(Collected data entries)

════

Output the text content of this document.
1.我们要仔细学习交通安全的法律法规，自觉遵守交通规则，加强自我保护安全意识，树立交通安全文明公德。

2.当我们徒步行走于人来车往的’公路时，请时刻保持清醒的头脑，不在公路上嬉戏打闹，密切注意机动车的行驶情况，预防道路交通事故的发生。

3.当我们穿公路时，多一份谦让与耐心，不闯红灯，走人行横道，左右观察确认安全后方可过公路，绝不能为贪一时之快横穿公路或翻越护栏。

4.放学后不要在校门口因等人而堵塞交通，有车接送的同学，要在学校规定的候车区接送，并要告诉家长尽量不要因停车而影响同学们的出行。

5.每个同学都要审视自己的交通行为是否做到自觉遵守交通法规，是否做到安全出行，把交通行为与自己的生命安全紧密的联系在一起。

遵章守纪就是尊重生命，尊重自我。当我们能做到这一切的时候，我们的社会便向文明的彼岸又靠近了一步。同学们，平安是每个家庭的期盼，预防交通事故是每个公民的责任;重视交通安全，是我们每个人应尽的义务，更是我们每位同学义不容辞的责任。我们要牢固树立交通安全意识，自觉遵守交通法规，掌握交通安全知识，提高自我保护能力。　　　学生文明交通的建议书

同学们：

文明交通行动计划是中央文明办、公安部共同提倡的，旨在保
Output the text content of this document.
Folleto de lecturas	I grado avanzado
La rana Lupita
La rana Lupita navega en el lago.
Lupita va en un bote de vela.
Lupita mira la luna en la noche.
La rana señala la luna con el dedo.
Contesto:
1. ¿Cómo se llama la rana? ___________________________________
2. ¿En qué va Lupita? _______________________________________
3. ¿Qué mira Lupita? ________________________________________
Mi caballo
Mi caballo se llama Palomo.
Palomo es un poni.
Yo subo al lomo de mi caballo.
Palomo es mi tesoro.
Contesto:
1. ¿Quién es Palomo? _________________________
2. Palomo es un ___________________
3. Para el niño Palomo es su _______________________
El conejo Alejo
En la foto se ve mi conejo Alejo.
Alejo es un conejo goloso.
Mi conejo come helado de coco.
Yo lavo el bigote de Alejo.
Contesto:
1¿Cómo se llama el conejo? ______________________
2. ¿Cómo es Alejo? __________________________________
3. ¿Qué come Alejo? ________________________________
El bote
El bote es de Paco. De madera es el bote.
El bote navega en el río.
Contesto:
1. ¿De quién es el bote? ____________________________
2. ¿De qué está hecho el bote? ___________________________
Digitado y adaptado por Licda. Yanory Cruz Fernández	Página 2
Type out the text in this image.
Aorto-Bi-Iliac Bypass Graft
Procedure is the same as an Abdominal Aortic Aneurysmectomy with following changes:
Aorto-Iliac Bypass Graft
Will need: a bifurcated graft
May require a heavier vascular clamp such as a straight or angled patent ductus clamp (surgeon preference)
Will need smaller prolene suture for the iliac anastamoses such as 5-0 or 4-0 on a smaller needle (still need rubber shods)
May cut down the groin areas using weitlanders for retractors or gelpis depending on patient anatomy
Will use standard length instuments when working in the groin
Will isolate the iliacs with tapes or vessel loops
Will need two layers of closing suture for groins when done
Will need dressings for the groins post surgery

════

▶ Task prompt
Reproduce each line verbatim.

▶ Task answer
Output the text content of this document.
1.我们要仔细学习交通安全的法律法规，自觉遵守交通规则，加强自我保护安全意识，树立交通安全文明公德。

2.当我们徒步行走于人来车往的’公路时，请时刻保持清醒的头脑，不在公路上嬉戏打闹，密切注意机动车的行驶情况，预防道路交通事故的发生。

3.当我们穿公路时，多一份谦让与耐心，不闯红灯，走人行横道，左右观察确认安全后方可过公路，绝不能为贪一时之快横穿公路或翻越护栏。

4.放学后不要在校门口因等人而堵塞交通，有车接送的同学，要在学校规定的候车区接送，并要告诉家长尽量不要因停车而影响同学们的出行。

5.每个同学都要审视自己的交通行为是否做到自觉遵守交通法规，是否做到安全出行，把交通行为与自己的生命安全紧密的联系在一起。

遵章守纪就是尊重生命，尊重自我。当我们能做到这一切的时候，我们的社会便向文明的彼岸又靠近了一步。同学们，平安是每个家庭的期盼，预防交通事故是每个公民的责任;重视交通安全，是我们每个人应尽的义务，更是我们每位同学义不容辞的责任。我们要牢固树立交通安全意识，自觉遵守交通法规，掌握交通安全知识，提高自我保护能力。　　　学生文明交通的建议书

同学们：

文明交通行动计划是中央文明办、公安部共同提倡的，旨在保
Output the text content of this document.
Folleto de lecturas	I grado avanzado
La rana Lupita
La rana Lupita navega en el lago.
Lupita va en un bote de vela.
Lupita mira la luna en la noche.
La rana señala la luna con el dedo.
Contesto:
1. ¿Cómo se llama la rana? ___________________________________
2. ¿En qué va Lupita? _______________________________________
3. ¿Qué mira Lupita? ________________________________________
Mi caballo
Mi caballo se llama Palomo.
Palomo es un poni.
Yo subo al lomo de mi caballo.
Palomo es mi tesoro.
Contesto:
1. ¿Quién es Palomo? _________________________
2. Palomo es un ___________________
3. Para el niño Palomo es su _______________________
El conejo Alejo
En la foto se ve mi conejo Alejo.
Alejo es un conejo goloso.
Mi conejo come helado de coco.
Yo lavo el bigote de Alejo.
Contesto:
1¿Cómo se llama el conejo? ______________________
2. ¿Cómo es Alejo? __________________________________
3. ¿Qué come Alejo? ________________________________
El bote
El bote es de Paco. De madera es el bote.
El bote navega en el río.
Contesto:
1. ¿De quién es el bote? ____________________________
2. ¿De qué está hecho el bote? ___________________________
Digitado y adaptado por Licda. Yanory Cruz Fernández	Página 2
Type out the text in this image.
Aorto-Bi-Iliac Bypass Graft
Procedure is the same as an Abdominal Aortic Aneurysmectomy with following changes:
Aorto-Iliac Bypass Graft
Will need: a bifurcated graft
May require a heavier vascular clamp such as a straight or angled patent ductus clamp (surgeon preference)
Will need smaller prolene suture for the iliac anastamoses such as 5-0 or 4-0 on a smaller needle (still need rubber shods)
May cut down the groin areas using weitlanders for retractors or gelpis depending on patient anatomy
Will use standard length instuments when working in the groin
Will isolate the iliacs with tapes or vessel loops
Will need two layers of closing suture for groins when done
Will need dressings for the groins post surgery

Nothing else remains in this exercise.